[Start SOURCE MATERIAL]

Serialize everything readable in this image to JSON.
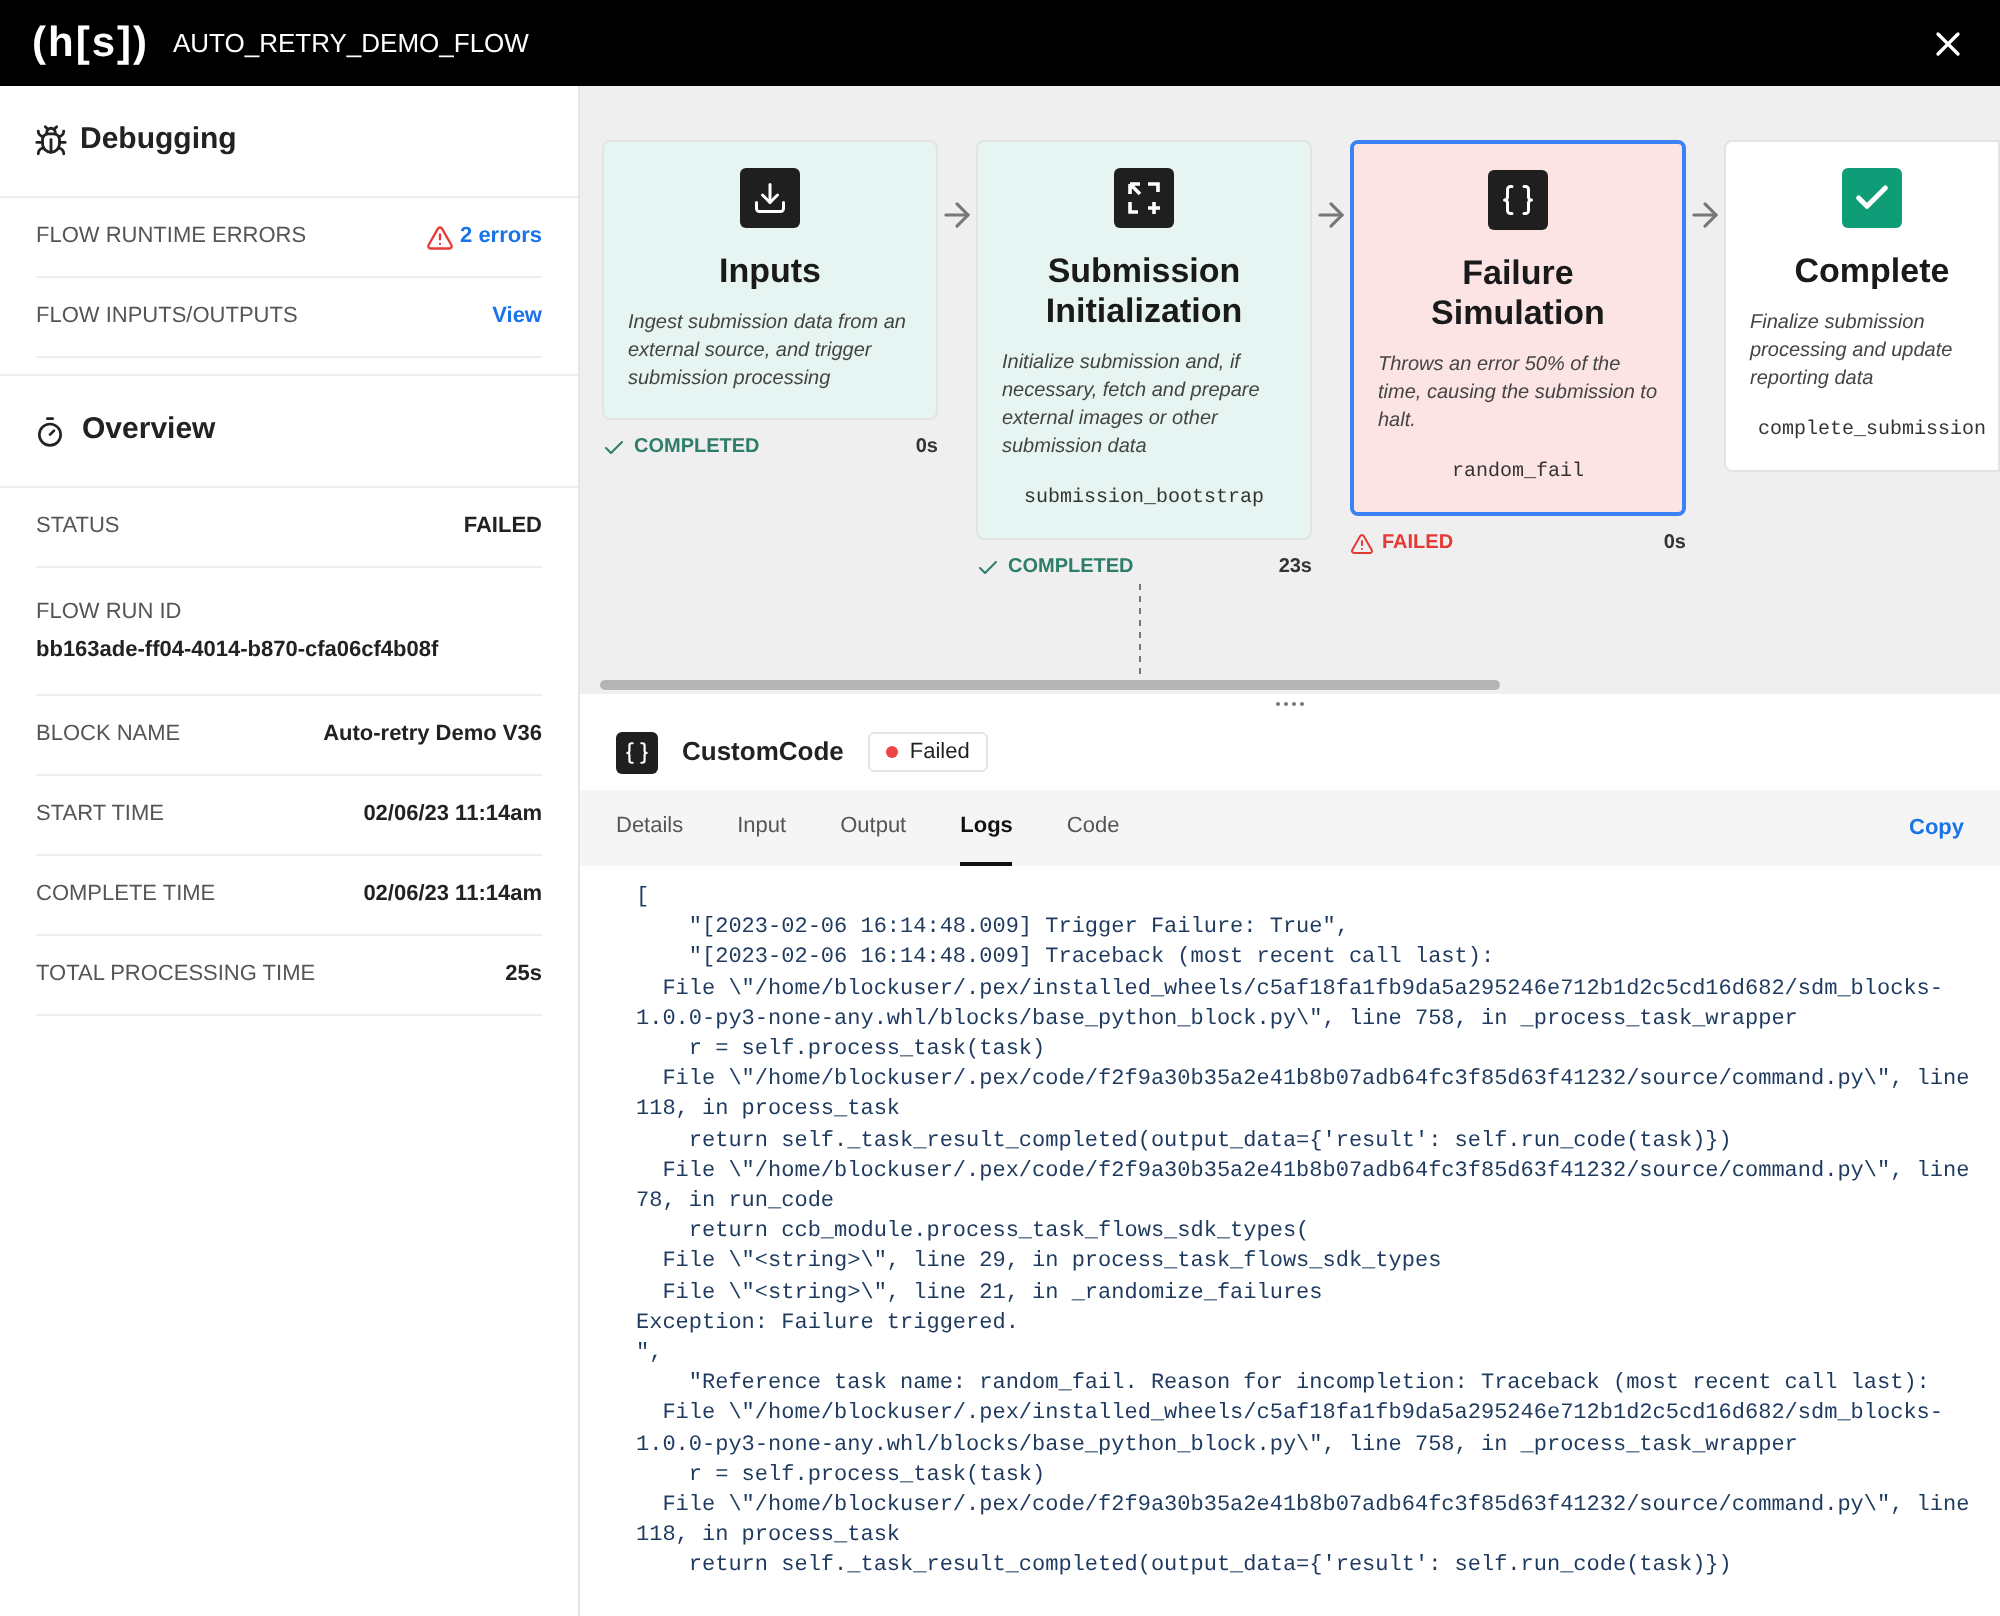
{
  "header": {
    "logo": "(h[s])",
    "title": "AUTO_RETRY_DEMO_FLOW"
  },
  "debugging": {
    "title": "Debugging",
    "rows": [
      {
        "label": "FLOW RUNTIME ERRORS",
        "value": "2 errors",
        "kind": "error-link"
      },
      {
        "label": "FLOW INPUTS/OUTPUTS",
        "value": "View",
        "kind": "link"
      }
    ]
  },
  "overview": {
    "title": "Overview",
    "rows": [
      {
        "label": "STATUS",
        "value": "FAILED",
        "kind": "inline"
      },
      {
        "label": "FLOW RUN ID",
        "value": "bb163ade-ff04-4014-b870-cfa06cf4b08f",
        "kind": "stacked"
      },
      {
        "label": "BLOCK NAME",
        "value": "Auto-retry Demo V36",
        "kind": "inline"
      },
      {
        "label": "START TIME",
        "value": "02/06/23 11:14am",
        "kind": "inline"
      },
      {
        "label": "COMPLETE TIME",
        "value": "02/06/23 11:14am",
        "kind": "inline"
      },
      {
        "label": "TOTAL PROCESSING TIME",
        "value": "25s",
        "kind": "inline"
      }
    ]
  },
  "flow": {
    "nodes": [
      {
        "kind": "download",
        "title": "Inputs",
        "description": "Ingest submission data from an external source, and trigger submission processing",
        "completed": true,
        "failed": false,
        "status_label": "COMPLETED",
        "duration": "0s",
        "selected": false
      },
      {
        "kind": "transform",
        "title": "Submission Initialization",
        "description": "Initialize submission and, if necessary, fetch and prepare external images or other submission data",
        "code": "submission_bootstrap",
        "completed": true,
        "failed": false,
        "status_label": "COMPLETED",
        "duration": "23s",
        "selected": false
      },
      {
        "kind": "code",
        "title": "Failure Simulation",
        "description": "Throws an error 50% of the time, causing the submission to halt.",
        "code": "random_fail",
        "completed": false,
        "failed": true,
        "status_label": "FAILED",
        "duration": "0s",
        "selected": true
      },
      {
        "kind": "check",
        "title": "Complete",
        "description": "Finalize submission processing and update reporting data",
        "code": "complete_submission",
        "completed": false,
        "failed": false,
        "selected": false
      }
    ]
  },
  "panel": {
    "title": "CustomCode",
    "failed": true,
    "status_label": "Failed",
    "tabs": [
      {
        "label": "Details",
        "selected": false
      },
      {
        "label": "Input",
        "selected": false
      },
      {
        "label": "Output",
        "selected": false
      },
      {
        "label": "Logs",
        "selected": true
      },
      {
        "label": "Code",
        "selected": false
      }
    ],
    "copy": "Copy",
    "log_lines": [
      "[",
      "    \"[2023-02-06 16:14:48.009] Trigger Failure: True\",",
      "    \"[2023-02-06 16:14:48.009] Traceback (most recent call last):",
      "  File \\\"/home/blockuser/.pex/installed_wheels/c5af18fa1fb9da5a295246e712b1d2c5cd16d682/sdm_blocks-",
      "1.0.0-py3-none-any.whl/blocks/base_python_block.py\\\", line 758, in _process_task_wrapper",
      "    r = self.process_task(task)",
      "  File \\\"/home/blockuser/.pex/code/f2f9a30b35a2e41b8b07adb64fc3f85d63f41232/source/command.py\\\", line",
      "118, in process_task",
      "    return self._task_result_completed(output_data={'result': self.run_code(task)})",
      "  File \\\"/home/blockuser/.pex/code/f2f9a30b35a2e41b8b07adb64fc3f85d63f41232/source/command.py\\\", line",
      "78, in run_code",
      "    return ccb_module.process_task_flows_sdk_types(",
      "  File \\\"<string>\\\", line 29, in process_task_flows_sdk_types",
      "  File \\\"<string>\\\", line 21, in _randomize_failures",
      "Exception: Failure triggered.",
      "\",",
      "    \"Reference task name: random_fail. Reason for incompletion: Traceback (most recent call last):",
      "  File \\\"/home/blockuser/.pex/installed_wheels/c5af18fa1fb9da5a295246e712b1d2c5cd16d682/sdm_blocks-",
      "1.0.0-py3-none-any.whl/blocks/base_python_block.py\\\", line 758, in _process_task_wrapper",
      "    r = self.process_task(task)",
      "  File \\\"/home/blockuser/.pex/code/f2f9a30b35a2e41b8b07adb64fc3f85d63f41232/source/command.py\\\", line",
      "118, in process_task",
      "    return self._task_result_completed(output_data={'result': self.run_code(task)})"
    ]
  }
}
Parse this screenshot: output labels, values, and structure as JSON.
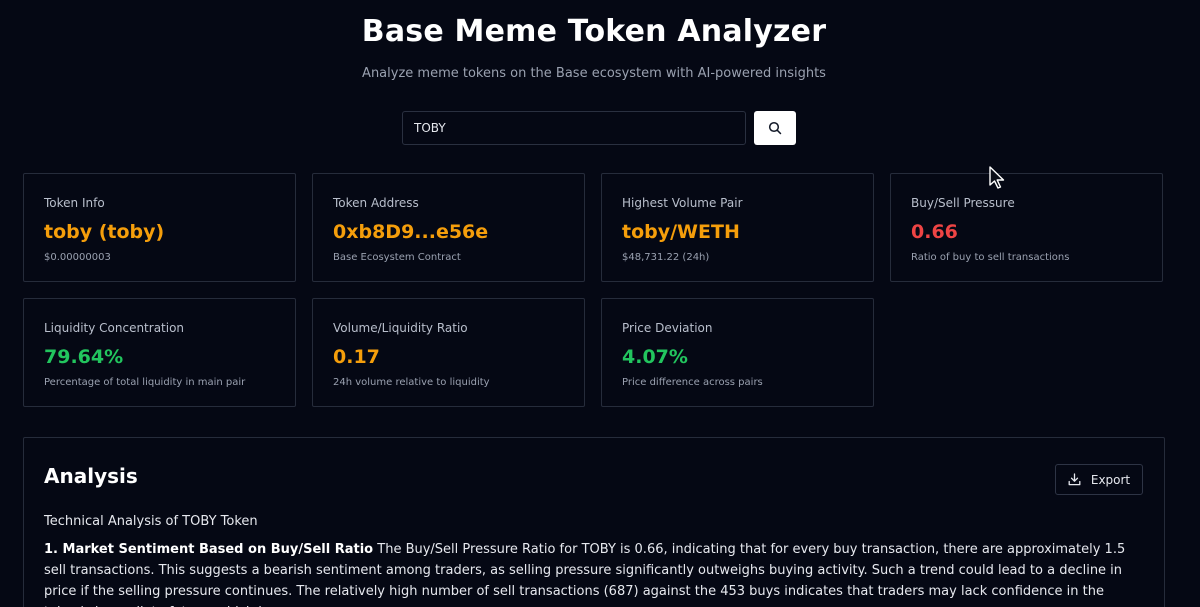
{
  "header": {
    "title": "Base Meme Token Analyzer",
    "subtitle": "Analyze meme tokens on the Base ecosystem with AI-powered insights"
  },
  "search": {
    "value": "TOBY",
    "button_icon": "search-icon"
  },
  "cards": [
    {
      "label": "Token Info",
      "value": "toby (toby)",
      "sub": "$0.00000003",
      "color": "#f59e0b"
    },
    {
      "label": "Token Address",
      "value": "0xb8D9...e56e",
      "sub": "Base Ecosystem Contract",
      "color": "#f59e0b"
    },
    {
      "label": "Highest Volume Pair",
      "value": "toby/WETH",
      "sub": "$48,731.22 (24h)",
      "color": "#f59e0b"
    },
    {
      "label": "Buy/Sell Pressure",
      "value": "0.66",
      "sub": "Ratio of buy to sell transactions",
      "color": "#ef4444"
    },
    {
      "label": "Liquidity Concentration",
      "value": "79.64%",
      "sub": "Percentage of total liquidity in main pair",
      "color": "#22c55e"
    },
    {
      "label": "Volume/Liquidity Ratio",
      "value": "0.17",
      "sub": "24h volume relative to liquidity",
      "color": "#f59e0b"
    },
    {
      "label": "Price Deviation",
      "value": "4.07%",
      "sub": "Price difference across pairs",
      "color": "#22c55e"
    }
  ],
  "analysis": {
    "title": "Analysis",
    "export_label": "Export",
    "export_icon": "download-icon",
    "heading": "Technical Analysis of TOBY Token",
    "section1_title": "1. Market Sentiment Based on Buy/Sell Ratio",
    "section1_text": " The Buy/Sell Pressure Ratio for TOBY is 0.66, indicating that for every buy transaction, there are approximately 1.5 sell transactions. This suggests a bearish sentiment among traders, as selling pressure significantly outweighs buying activity. Such a trend could lead to a decline in price if the selling pressure continues. The relatively high number of sell transactions (687) against the 453 buys indicates that traders may lack confidence in the token's immediate future, which is"
  }
}
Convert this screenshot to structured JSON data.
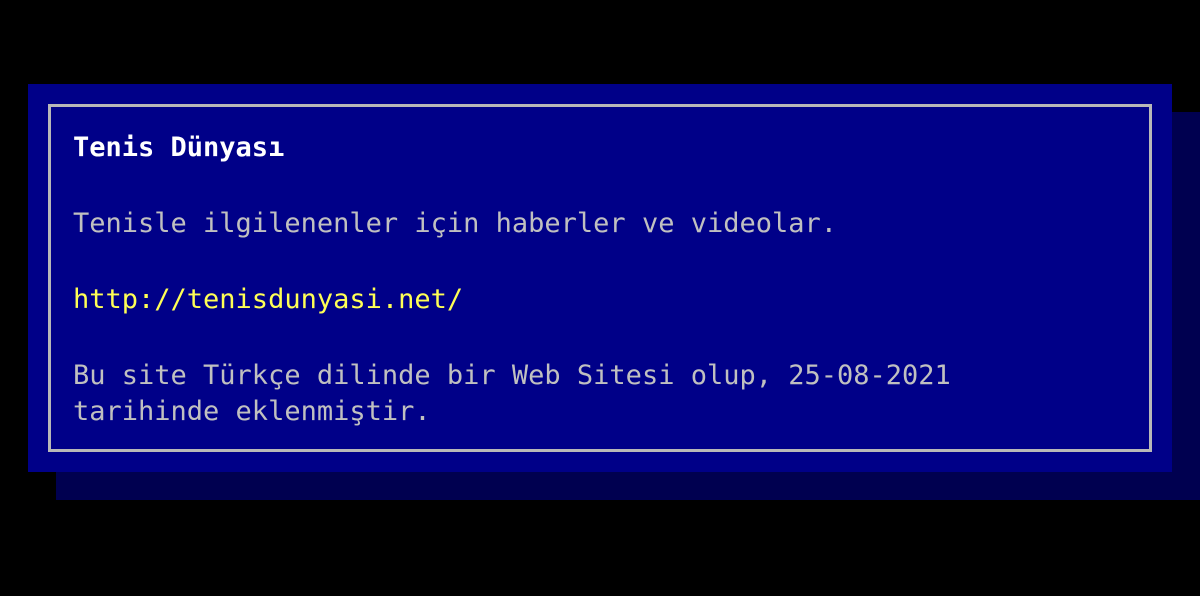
{
  "site": {
    "title": "Tenis Dünyası",
    "description": "Tenisle ilgilenenler için haberler ve videolar.",
    "url": "http://tenisdunyasi.net/",
    "info_line1": "Bu site Türkçe dilinde bir Web Sitesi olup, 25-08-2021",
    "info_line2": "tarihinde eklenmiştir."
  },
  "colors": {
    "background": "#000000",
    "panel": "#000088",
    "shadow": "#000050",
    "border": "#b8b8b8",
    "title": "#ffffff",
    "text": "#c0c0c0",
    "link": "#ffff55"
  }
}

[End SOURCE MATERIAL]

--- WHAT IS NEEDED ---
Restate the whole of the material word for word without the pictures.

--- FULL ANSWER ---
Serialize everything readable in this image to JSON.
{
  "header": {
    "logo": "(h[s])",
    "title": "AUTO_RETRY_DEMO_FLOW"
  },
  "debugging": {
    "title": "Debugging",
    "rows": [
      {
        "label": "FLOW RUNTIME ERRORS",
        "value": "2 errors",
        "kind": "error-link"
      },
      {
        "label": "FLOW INPUTS/OUTPUTS",
        "value": "View",
        "kind": "link"
      }
    ]
  },
  "overview": {
    "title": "Overview",
    "rows": [
      {
        "label": "STATUS",
        "value": "FAILED",
        "kind": "inline"
      },
      {
        "label": "FLOW RUN ID",
        "value": "bb163ade-ff04-4014-b870-cfa06cf4b08f",
        "kind": "stacked"
      },
      {
        "label": "BLOCK NAME",
        "value": "Auto-retry Demo V36",
        "kind": "inline"
      },
      {
        "label": "START TIME",
        "value": "02/06/23 11:14am",
        "kind": "inline"
      },
      {
        "label": "COMPLETE TIME",
        "value": "02/06/23 11:14am",
        "kind": "inline"
      },
      {
        "label": "TOTAL PROCESSING TIME",
        "value": "25s",
        "kind": "inline"
      }
    ]
  },
  "flow": {
    "nodes": [
      {
        "kind": "download",
        "title": "Inputs",
        "description": "Ingest submission data from an external source, and trigger submission processing",
        "completed": true,
        "failed": false,
        "status_label": "COMPLETED",
        "duration": "0s",
        "selected": false
      },
      {
        "kind": "transform",
        "title": "Submission Initialization",
        "description": "Initialize submission and, if necessary, fetch and prepare external images or other submission data",
        "code": "submission_bootstrap",
        "completed": true,
        "failed": false,
        "status_label": "COMPLETED",
        "duration": "23s",
        "selected": false
      },
      {
        "kind": "code",
        "title": "Failure Simulation",
        "description": "Throws an error 50% of the time, causing the submission to halt.",
        "code": "random_fail",
        "completed": false,
        "failed": true,
        "status_label": "FAILED",
        "duration": "0s",
        "selected": true
      },
      {
        "kind": "check",
        "title": "Complete",
        "description": "Finalize submission processing and update reporting data",
        "code": "complete_submission",
        "completed": false,
        "failed": false,
        "selected": false
      }
    ]
  },
  "panel": {
    "title": "CustomCode",
    "failed": true,
    "status_label": "Failed",
    "tabs": [
      {
        "label": "Details",
        "selected": false
      },
      {
        "label": "Input",
        "selected": false
      },
      {
        "label": "Output",
        "selected": false
      },
      {
        "label": "Logs",
        "selected": true
      },
      {
        "label": "Code",
        "selected": false
      }
    ],
    "copy": "Copy",
    "log_lines": [
      "[",
      "    \"[2023-02-06 16:14:48.009] Trigger Failure: True\",",
      "    \"[2023-02-06 16:14:48.009] Traceback (most recent call last):",
      "  File \\\"/home/blockuser/.pex/installed_wheels/c5af18fa1fb9da5a295246e712b1d2c5cd16d682/sdm_blocks-",
      "1.0.0-py3-none-any.whl/blocks/base_python_block.py\\\", line 758, in _process_task_wrapper",
      "    r = self.process_task(task)",
      "  File \\\"/home/blockuser/.pex/code/f2f9a30b35a2e41b8b07adb64fc3f85d63f41232/source/command.py\\\", line",
      "118, in process_task",
      "    return self._task_result_completed(output_data={'result': self.run_code(task)})",
      "  File \\\"/home/blockuser/.pex/code/f2f9a30b35a2e41b8b07adb64fc3f85d63f41232/source/command.py\\\", line",
      "78, in run_code",
      "    return ccb_module.process_task_flows_sdk_types(",
      "  File \\\"<string>\\\", line 29, in process_task_flows_sdk_types",
      "  File \\\"<string>\\\", line 21, in _randomize_failures",
      "Exception: Failure triggered.",
      "\",",
      "    \"Reference task name: random_fail. Reason for incompletion: Traceback (most recent call last):",
      "  File \\\"/home/blockuser/.pex/installed_wheels/c5af18fa1fb9da5a295246e712b1d2c5cd16d682/sdm_blocks-",
      "1.0.0-py3-none-any.whl/blocks/base_python_block.py\\\", line 758, in _process_task_wrapper",
      "    r = self.process_task(task)",
      "  File \\\"/home/blockuser/.pex/code/f2f9a30b35a2e41b8b07adb64fc3f85d63f41232/source/command.py\\\", line",
      "118, in process_task",
      "    return self._task_result_completed(output_data={'result': self.run_code(task)})"
    ]
  }
}
Parse this screenshot: output labels, values, and structure as JSON.
{
  "header": {
    "title": "Base Meme Token Analyzer",
    "subtitle": "Analyze meme tokens on the Base ecosystem with AI-powered insights"
  },
  "search": {
    "value": "TOBY",
    "button_icon": "search-icon"
  },
  "cards": [
    {
      "label": "Token Info",
      "value": "toby (toby)",
      "sub": "$0.00000003",
      "color": "#f59e0b"
    },
    {
      "label": "Token Address",
      "value": "0xb8D9...e56e",
      "sub": "Base Ecosystem Contract",
      "color": "#f59e0b"
    },
    {
      "label": "Highest Volume Pair",
      "value": "toby/WETH",
      "sub": "$48,731.22 (24h)",
      "color": "#f59e0b"
    },
    {
      "label": "Buy/Sell Pressure",
      "value": "0.66",
      "sub": "Ratio of buy to sell transactions",
      "color": "#ef4444"
    },
    {
      "label": "Liquidity Concentration",
      "value": "79.64%",
      "sub": "Percentage of total liquidity in main pair",
      "color": "#22c55e"
    },
    {
      "label": "Volume/Liquidity Ratio",
      "value": "0.17",
      "sub": "24h volume relative to liquidity",
      "color": "#f59e0b"
    },
    {
      "label": "Price Deviation",
      "value": "4.07%",
      "sub": "Price difference across pairs",
      "color": "#22c55e"
    }
  ],
  "analysis": {
    "title": "Analysis",
    "export_label": "Export",
    "export_icon": "download-icon",
    "heading": "Technical Analysis of TOBY Token",
    "section1_title": "1. Market Sentiment Based on Buy/Sell Ratio",
    "section1_text": " The Buy/Sell Pressure Ratio for TOBY is 0.66, indicating that for every buy transaction, there are approximately 1.5 sell transactions. This suggests a bearish sentiment among traders, as selling pressure significantly outweighs buying activity. Such a trend could lead to a decline in price if the selling pressure continues. The relatively high number of sell transactions (687) against the 453 buys indicates that traders may lack confidence in the token's immediate future, which is"
  }
}
Convert this screenshot to structured JSON data.
{
  "site": {
    "title": "Tenis Dünyası",
    "description": "Tenisle ilgilenenler için haberler ve videolar.",
    "url": "http://tenisdunyasi.net/",
    "info_line1": "Bu site Türkçe dilinde bir Web Sitesi olup, 25-08-2021",
    "info_line2": "tarihinde eklenmiştir."
  },
  "colors": {
    "background": "#000000",
    "panel": "#000088",
    "shadow": "#000050",
    "border": "#b8b8b8",
    "title": "#ffffff",
    "text": "#c0c0c0",
    "link": "#ffff55"
  }
}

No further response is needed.